### ROWS

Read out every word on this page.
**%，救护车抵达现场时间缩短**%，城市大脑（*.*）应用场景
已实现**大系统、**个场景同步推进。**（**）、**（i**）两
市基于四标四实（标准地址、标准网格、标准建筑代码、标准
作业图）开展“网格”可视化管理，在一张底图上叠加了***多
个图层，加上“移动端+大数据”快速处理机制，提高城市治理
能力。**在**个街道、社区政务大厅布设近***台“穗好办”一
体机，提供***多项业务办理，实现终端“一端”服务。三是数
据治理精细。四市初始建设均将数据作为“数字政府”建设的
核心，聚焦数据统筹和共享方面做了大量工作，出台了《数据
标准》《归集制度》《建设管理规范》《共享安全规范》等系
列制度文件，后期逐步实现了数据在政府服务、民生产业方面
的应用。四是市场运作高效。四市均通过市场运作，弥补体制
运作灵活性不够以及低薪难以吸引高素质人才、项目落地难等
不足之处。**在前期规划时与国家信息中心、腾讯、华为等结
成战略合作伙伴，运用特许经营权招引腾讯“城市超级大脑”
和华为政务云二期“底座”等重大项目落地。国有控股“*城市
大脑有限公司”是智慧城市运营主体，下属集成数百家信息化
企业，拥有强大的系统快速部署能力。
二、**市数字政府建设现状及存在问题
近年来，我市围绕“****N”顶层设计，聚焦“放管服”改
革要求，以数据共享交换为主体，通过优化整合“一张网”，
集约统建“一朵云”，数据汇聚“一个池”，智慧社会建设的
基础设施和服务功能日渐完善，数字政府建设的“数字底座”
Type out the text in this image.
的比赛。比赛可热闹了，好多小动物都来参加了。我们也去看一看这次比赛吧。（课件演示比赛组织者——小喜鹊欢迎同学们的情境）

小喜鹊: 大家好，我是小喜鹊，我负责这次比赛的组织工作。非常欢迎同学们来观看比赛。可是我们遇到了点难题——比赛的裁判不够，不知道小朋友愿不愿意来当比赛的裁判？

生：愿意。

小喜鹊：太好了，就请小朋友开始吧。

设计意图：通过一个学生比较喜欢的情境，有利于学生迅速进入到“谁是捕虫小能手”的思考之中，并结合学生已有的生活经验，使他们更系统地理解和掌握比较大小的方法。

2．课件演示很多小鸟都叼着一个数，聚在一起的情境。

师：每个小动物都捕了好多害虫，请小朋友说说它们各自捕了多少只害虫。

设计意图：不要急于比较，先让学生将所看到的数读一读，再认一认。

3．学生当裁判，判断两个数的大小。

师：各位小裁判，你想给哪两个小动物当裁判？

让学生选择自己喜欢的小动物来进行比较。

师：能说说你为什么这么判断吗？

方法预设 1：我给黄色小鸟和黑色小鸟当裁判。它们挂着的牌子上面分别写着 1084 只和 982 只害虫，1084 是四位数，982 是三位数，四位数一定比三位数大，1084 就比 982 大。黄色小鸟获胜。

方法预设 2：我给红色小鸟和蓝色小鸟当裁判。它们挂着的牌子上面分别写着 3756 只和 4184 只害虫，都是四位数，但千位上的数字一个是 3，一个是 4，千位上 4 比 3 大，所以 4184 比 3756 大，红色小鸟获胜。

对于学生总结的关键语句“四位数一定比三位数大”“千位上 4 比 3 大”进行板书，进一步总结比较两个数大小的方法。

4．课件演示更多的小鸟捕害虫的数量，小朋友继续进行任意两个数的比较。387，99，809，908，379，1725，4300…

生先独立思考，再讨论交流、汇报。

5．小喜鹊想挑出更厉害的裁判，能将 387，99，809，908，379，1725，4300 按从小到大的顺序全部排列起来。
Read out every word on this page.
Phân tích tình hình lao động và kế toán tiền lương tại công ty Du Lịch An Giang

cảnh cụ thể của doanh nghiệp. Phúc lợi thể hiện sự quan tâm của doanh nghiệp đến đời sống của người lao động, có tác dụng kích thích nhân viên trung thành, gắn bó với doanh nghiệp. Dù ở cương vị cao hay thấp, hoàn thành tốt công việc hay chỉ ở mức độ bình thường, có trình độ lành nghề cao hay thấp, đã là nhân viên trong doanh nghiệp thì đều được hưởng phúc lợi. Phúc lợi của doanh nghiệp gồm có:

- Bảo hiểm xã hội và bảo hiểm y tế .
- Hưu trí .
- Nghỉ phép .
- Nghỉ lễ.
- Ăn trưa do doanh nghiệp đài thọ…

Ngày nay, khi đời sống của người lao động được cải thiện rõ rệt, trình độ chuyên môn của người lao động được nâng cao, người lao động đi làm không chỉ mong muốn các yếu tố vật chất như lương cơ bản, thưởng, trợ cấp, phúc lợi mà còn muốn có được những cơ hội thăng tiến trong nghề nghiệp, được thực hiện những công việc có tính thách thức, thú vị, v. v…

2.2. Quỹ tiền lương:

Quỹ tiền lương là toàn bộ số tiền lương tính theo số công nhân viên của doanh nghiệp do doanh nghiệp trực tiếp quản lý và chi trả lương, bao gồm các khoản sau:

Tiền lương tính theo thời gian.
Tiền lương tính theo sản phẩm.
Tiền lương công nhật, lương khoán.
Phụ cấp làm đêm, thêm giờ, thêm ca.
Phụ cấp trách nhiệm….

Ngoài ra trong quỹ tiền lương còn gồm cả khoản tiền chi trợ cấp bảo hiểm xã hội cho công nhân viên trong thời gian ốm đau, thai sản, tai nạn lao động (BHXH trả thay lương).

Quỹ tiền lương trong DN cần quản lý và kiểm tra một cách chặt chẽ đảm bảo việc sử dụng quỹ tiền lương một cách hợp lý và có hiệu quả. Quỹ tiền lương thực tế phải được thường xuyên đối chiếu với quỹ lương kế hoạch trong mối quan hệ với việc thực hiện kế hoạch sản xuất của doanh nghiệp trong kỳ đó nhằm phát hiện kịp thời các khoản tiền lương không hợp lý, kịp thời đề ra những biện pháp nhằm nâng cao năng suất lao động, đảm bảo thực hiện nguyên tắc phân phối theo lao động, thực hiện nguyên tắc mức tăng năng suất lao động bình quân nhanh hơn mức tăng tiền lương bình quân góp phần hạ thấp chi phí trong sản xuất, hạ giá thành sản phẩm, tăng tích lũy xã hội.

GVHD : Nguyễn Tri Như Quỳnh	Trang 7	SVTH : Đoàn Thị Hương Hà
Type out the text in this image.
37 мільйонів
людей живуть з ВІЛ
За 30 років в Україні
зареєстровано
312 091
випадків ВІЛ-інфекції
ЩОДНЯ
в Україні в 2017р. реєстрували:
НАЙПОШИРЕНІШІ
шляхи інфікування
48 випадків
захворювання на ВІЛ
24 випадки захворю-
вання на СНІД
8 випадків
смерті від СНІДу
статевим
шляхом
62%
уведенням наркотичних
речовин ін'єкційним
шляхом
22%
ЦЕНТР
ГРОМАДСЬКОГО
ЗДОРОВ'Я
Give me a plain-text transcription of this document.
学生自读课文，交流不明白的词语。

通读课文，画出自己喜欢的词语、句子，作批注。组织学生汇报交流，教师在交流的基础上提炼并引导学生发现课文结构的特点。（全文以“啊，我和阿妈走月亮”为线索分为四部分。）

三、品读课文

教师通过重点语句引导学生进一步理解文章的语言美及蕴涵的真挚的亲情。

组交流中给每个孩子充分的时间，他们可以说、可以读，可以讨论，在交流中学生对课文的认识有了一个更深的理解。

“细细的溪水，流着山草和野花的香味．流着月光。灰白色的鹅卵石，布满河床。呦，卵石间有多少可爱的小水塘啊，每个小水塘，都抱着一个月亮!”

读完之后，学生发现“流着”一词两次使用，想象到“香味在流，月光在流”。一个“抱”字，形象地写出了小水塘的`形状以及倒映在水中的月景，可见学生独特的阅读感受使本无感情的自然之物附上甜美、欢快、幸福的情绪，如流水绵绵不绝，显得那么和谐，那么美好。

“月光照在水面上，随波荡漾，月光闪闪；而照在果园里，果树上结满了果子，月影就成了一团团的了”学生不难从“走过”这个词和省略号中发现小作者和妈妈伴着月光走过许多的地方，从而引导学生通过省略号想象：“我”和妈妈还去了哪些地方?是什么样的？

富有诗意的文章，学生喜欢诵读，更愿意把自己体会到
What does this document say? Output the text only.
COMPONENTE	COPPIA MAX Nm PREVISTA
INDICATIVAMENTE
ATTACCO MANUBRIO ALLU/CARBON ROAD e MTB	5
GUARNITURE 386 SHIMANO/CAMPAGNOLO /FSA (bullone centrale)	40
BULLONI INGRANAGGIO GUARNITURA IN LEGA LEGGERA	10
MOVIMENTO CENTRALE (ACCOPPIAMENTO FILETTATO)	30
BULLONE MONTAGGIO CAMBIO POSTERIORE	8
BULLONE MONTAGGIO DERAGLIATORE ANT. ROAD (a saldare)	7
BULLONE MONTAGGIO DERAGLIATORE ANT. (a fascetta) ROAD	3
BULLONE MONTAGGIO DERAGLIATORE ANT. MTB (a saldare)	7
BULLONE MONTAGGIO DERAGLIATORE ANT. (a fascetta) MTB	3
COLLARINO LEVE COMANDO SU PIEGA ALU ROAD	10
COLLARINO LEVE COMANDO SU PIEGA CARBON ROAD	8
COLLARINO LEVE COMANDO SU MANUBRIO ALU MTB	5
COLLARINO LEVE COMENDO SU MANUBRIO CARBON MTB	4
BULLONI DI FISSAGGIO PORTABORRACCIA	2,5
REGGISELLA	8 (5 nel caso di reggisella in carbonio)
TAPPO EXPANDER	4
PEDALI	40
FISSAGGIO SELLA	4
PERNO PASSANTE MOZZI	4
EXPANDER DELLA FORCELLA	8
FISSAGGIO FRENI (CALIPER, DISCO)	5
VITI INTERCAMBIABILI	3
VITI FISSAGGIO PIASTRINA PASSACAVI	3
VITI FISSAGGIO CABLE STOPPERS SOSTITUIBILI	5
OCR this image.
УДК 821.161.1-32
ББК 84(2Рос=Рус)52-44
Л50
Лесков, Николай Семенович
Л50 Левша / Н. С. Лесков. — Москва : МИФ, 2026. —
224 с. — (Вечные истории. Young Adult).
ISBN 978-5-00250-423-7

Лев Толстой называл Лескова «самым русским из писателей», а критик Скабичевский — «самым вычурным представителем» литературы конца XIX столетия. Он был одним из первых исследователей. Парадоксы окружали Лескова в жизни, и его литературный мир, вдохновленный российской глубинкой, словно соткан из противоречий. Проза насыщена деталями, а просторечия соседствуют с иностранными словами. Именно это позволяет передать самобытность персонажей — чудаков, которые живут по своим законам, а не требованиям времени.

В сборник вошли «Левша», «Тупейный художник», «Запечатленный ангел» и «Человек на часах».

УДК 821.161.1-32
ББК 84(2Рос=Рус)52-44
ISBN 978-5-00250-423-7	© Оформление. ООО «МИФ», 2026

### TASK DESCRIPTION
Search the entries for the word "trình", then list each line that holds it.

### ANSWER TO THE EXERCISE
cảnh cụ thể của doanh nghiệp. Phúc lợi thể hiện sự quan tâm của doanh nghiệp đến đời sống của người lao động, có tác dụng kích thích nhân viên trung thành, gắn bó với doanh nghiệp. Dù ở cương vị cao hay thấp, hoàn thành tốt công việc hay chỉ ở mức độ bình thường, có trình độ lành nghề cao hay thấp, đã là nhân viên trong doanh nghiệp thì đều được hưởng phúc lợi. Phúc lợi của doanh nghiệp gồm có:
Ngày nay, khi đời sống của người lao động được cải thiện rõ rệt, trình độ chuyên môn của người lao động được nâng cao, người lao động đi làm không chỉ mong muốn các yếu tố vật chất như lương cơ bản, thưởng, trợ cấp, phúc lợi mà còn muốn có được những cơ hội thăng tiến trong nghề nghiệp, được thực hiện những công việc có tính thách thức, thú vị, v. v…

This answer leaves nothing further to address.